**WHAT YOU WILL DO:**
Answer with a number only: how many lines of the data contain "Australian"?

**LISTED ENTRIES:**
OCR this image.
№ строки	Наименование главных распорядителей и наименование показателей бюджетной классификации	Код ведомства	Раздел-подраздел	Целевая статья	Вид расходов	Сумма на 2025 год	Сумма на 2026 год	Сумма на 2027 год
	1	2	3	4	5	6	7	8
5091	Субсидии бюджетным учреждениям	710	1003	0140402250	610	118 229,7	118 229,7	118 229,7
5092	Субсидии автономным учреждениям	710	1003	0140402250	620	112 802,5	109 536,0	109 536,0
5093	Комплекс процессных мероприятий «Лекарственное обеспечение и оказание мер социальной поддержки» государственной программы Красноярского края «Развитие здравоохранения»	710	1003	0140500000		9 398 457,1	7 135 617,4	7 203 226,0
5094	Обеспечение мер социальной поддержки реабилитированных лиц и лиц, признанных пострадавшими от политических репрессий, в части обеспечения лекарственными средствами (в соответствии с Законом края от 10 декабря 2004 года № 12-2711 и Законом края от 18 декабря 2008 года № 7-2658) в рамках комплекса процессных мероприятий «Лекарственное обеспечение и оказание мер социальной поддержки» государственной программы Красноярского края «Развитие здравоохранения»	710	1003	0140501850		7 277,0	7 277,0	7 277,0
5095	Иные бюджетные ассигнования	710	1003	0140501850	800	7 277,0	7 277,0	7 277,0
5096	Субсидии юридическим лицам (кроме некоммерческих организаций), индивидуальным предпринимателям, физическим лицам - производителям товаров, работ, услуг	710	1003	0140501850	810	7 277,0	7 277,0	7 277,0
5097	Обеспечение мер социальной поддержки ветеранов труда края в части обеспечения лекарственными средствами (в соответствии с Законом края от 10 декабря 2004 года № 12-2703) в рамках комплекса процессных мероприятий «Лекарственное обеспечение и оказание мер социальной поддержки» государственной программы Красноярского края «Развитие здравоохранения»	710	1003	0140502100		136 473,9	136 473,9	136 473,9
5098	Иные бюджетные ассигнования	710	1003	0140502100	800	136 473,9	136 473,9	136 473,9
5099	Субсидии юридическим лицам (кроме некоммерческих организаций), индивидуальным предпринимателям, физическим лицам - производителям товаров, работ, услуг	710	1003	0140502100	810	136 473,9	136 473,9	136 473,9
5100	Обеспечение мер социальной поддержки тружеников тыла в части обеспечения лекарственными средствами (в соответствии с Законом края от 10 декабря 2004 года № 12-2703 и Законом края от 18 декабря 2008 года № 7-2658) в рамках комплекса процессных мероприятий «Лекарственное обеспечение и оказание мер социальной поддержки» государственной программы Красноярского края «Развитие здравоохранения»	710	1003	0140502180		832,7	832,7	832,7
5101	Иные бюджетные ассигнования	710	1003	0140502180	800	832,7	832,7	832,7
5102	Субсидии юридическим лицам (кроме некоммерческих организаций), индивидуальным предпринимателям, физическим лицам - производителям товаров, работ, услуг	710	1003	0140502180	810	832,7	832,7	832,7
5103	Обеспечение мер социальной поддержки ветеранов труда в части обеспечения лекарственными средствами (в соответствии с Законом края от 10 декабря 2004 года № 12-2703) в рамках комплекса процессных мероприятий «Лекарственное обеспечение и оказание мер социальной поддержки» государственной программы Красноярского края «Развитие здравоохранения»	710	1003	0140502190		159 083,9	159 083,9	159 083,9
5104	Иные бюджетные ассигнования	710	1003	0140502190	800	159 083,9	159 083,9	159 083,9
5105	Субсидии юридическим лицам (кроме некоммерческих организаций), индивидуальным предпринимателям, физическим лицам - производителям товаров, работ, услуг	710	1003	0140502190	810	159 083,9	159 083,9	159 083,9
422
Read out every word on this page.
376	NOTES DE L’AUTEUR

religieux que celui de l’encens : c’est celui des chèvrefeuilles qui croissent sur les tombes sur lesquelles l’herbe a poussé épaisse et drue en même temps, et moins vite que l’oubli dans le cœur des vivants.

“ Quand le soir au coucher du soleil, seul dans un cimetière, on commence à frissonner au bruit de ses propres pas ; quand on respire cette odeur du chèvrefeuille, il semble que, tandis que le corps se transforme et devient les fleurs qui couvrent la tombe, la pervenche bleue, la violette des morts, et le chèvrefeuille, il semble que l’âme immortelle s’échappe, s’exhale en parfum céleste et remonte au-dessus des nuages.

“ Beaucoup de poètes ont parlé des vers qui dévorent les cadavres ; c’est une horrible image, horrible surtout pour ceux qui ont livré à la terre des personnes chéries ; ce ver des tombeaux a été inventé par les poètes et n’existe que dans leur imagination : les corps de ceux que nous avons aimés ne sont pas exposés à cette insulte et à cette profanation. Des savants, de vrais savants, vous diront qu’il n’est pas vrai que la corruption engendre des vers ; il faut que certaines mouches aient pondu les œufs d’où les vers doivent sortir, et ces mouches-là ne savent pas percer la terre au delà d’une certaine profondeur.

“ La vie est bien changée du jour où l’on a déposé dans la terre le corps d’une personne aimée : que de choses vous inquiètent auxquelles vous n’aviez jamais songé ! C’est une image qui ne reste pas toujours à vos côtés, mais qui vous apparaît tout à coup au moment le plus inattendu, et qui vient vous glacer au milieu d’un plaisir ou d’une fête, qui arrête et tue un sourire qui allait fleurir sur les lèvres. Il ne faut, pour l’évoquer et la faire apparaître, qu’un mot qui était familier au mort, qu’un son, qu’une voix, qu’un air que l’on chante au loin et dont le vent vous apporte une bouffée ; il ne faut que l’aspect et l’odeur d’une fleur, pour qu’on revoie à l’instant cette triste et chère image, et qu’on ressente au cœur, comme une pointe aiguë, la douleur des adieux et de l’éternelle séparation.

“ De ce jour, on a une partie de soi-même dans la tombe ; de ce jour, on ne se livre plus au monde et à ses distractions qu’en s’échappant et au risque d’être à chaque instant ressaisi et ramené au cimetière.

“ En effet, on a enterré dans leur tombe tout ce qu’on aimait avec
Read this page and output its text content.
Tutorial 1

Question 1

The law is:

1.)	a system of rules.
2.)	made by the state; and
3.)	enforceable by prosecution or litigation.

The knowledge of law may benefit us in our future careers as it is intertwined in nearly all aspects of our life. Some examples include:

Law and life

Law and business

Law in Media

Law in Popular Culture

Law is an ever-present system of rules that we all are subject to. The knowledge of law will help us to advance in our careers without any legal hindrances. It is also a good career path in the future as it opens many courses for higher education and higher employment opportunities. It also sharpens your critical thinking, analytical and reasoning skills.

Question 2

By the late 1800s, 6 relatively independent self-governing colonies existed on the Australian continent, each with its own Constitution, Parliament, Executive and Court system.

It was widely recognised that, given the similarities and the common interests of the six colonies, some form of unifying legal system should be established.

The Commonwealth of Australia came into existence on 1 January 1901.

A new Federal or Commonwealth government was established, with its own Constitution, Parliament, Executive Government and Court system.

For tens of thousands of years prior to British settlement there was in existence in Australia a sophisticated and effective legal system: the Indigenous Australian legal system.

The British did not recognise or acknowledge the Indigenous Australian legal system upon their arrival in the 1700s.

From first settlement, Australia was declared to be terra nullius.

**THE SOLUTION:**
3